_Your goal_.
For each line of the data below that holds "name", copy the line.

_Record list_.
##############################

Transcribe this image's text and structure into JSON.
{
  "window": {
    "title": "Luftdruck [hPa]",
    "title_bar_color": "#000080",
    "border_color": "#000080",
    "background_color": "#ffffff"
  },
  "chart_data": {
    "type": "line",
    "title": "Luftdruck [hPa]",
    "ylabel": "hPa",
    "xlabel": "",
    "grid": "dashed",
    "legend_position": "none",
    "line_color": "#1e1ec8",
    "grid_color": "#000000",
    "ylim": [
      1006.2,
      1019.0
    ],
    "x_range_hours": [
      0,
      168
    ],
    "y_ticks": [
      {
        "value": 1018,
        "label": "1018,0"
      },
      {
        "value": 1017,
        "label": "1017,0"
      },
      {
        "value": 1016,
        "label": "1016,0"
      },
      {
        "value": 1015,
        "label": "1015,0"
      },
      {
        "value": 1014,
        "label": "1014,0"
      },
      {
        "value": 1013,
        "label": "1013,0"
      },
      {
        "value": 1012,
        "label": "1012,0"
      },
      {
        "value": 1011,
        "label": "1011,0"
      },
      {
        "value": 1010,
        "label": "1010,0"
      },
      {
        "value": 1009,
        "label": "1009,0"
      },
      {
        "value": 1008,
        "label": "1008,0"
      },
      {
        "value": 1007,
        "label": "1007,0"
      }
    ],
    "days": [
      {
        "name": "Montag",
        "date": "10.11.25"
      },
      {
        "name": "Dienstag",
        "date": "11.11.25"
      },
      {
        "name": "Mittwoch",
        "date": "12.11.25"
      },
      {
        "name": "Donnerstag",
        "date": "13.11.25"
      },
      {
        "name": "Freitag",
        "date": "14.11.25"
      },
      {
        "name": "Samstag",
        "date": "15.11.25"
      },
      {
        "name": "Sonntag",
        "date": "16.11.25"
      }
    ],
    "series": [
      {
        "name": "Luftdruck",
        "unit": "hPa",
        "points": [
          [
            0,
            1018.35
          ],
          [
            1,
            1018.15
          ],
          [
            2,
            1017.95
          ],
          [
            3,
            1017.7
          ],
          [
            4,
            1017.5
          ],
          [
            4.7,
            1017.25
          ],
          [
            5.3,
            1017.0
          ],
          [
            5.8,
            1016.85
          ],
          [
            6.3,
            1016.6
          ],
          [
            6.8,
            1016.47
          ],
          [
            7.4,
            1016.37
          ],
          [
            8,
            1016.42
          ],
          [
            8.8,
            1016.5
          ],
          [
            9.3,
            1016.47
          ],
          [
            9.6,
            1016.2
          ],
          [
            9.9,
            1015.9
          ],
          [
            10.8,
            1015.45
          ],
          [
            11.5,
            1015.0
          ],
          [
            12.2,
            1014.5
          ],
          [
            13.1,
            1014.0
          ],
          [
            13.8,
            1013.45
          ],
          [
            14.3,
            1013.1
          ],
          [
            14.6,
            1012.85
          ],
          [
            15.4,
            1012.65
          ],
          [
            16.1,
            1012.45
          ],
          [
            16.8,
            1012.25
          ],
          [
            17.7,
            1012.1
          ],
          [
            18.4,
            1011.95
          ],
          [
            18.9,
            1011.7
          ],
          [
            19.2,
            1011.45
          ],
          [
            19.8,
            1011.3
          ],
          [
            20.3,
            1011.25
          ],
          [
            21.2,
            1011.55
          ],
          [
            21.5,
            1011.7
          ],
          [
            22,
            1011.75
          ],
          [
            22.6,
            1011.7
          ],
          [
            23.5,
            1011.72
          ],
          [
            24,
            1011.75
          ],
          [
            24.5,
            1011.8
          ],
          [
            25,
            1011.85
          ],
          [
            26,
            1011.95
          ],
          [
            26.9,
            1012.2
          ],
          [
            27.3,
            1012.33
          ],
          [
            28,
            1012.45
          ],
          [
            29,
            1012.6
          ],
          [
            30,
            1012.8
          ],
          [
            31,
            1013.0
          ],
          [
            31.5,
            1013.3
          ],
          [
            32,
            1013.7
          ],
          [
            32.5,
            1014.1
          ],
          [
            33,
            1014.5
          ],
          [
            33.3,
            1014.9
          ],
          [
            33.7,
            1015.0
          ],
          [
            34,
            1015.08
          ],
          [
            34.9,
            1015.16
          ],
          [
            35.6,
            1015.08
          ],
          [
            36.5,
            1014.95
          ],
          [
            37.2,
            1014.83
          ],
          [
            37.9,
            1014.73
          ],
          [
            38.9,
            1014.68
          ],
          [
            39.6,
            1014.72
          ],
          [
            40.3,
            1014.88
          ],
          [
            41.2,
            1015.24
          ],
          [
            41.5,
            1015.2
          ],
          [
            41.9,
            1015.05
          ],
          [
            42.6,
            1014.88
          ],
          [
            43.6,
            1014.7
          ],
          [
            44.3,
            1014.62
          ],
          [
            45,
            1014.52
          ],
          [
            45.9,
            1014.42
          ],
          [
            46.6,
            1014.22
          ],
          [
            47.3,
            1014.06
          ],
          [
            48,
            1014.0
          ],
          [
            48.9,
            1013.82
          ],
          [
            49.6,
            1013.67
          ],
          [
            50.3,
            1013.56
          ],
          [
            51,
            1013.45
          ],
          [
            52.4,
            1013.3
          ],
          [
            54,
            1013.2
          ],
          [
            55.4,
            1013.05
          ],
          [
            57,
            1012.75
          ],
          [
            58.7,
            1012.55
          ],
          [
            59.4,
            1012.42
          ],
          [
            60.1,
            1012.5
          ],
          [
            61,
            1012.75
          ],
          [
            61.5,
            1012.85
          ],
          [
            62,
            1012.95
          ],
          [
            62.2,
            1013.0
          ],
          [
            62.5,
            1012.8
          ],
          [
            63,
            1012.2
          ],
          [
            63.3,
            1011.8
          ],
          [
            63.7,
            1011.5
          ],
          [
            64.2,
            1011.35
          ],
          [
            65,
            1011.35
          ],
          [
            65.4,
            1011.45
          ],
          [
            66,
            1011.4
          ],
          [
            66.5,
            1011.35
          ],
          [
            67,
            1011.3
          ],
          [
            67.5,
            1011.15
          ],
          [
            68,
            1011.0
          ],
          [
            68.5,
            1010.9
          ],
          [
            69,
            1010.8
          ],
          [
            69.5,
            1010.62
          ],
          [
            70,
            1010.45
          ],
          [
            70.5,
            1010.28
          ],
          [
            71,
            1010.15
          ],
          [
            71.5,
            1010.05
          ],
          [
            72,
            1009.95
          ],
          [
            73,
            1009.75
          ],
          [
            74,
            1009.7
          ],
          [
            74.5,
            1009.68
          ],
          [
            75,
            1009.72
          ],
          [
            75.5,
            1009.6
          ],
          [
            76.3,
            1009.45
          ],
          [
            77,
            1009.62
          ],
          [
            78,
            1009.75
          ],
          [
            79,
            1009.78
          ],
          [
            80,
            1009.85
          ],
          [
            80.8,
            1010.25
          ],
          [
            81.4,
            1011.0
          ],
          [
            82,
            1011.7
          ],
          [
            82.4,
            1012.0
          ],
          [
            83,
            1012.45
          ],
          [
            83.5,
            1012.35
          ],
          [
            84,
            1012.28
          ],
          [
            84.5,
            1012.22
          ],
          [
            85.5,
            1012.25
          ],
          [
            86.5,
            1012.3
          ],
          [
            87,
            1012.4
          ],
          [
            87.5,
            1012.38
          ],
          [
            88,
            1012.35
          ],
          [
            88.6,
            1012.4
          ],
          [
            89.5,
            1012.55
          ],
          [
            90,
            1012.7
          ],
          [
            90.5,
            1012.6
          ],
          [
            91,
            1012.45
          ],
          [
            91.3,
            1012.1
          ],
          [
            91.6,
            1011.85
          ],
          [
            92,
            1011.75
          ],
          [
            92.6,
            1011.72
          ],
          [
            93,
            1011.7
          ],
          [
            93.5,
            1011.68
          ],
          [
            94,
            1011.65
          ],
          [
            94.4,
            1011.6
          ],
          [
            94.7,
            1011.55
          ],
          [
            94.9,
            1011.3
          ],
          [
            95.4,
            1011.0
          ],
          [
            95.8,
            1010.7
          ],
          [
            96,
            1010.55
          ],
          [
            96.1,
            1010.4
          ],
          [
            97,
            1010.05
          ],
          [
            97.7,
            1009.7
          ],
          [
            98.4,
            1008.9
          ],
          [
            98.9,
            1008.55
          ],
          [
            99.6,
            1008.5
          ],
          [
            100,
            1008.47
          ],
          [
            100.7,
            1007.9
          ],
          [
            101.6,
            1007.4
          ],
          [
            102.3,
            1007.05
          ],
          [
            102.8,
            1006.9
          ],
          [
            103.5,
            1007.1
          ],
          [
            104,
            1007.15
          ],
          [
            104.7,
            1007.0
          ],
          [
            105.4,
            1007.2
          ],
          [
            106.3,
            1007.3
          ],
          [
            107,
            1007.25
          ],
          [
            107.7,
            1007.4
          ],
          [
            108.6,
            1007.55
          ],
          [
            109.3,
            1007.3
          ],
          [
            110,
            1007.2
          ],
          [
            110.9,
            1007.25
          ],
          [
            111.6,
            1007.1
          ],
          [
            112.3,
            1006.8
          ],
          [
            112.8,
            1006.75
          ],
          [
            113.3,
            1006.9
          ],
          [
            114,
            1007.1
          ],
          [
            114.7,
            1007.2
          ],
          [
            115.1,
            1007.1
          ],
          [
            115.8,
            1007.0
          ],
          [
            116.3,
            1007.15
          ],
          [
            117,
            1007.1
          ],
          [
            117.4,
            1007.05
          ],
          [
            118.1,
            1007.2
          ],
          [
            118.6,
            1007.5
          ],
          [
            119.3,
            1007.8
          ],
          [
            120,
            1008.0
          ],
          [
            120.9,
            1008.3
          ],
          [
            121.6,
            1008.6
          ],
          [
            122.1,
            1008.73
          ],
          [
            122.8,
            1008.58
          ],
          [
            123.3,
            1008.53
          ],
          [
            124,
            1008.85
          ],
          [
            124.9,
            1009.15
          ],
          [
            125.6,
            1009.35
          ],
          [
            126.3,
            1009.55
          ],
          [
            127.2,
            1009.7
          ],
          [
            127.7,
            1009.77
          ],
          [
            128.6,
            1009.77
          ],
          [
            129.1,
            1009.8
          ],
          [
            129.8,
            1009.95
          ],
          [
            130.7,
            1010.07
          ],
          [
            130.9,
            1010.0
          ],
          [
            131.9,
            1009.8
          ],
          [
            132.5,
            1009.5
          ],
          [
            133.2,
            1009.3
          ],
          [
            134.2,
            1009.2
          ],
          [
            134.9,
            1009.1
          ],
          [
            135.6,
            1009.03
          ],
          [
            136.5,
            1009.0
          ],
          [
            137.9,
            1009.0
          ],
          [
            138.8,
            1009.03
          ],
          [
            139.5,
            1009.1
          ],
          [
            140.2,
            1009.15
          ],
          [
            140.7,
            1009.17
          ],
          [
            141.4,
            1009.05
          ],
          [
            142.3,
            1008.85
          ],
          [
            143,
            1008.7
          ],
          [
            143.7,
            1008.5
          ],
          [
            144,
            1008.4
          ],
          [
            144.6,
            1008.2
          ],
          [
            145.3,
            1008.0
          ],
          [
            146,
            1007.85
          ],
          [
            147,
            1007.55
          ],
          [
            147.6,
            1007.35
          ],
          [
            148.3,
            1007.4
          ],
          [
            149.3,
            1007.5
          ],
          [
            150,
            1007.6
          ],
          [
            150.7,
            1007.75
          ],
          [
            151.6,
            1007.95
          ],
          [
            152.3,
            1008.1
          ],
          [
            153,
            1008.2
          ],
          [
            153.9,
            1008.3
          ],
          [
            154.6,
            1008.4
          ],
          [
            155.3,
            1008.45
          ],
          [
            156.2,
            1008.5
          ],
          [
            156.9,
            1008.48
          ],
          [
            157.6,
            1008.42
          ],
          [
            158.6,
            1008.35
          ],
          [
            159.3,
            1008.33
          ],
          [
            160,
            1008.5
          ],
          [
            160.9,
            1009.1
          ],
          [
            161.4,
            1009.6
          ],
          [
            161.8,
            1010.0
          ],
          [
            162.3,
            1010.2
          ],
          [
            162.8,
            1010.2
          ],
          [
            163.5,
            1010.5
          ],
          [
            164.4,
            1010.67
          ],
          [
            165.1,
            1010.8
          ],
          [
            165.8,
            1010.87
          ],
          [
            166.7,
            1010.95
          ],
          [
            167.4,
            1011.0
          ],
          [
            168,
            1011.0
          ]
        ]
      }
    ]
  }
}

##############################

_Result_.
        "name": "Montag",
        "name": "Dienstag",
        "name": "Mittwoch",
        "name": "Donnerstag",
        "name": "Freitag",
        "name": "Samstag",
        "name": "Sonntag",
        "name": "Luftdruck",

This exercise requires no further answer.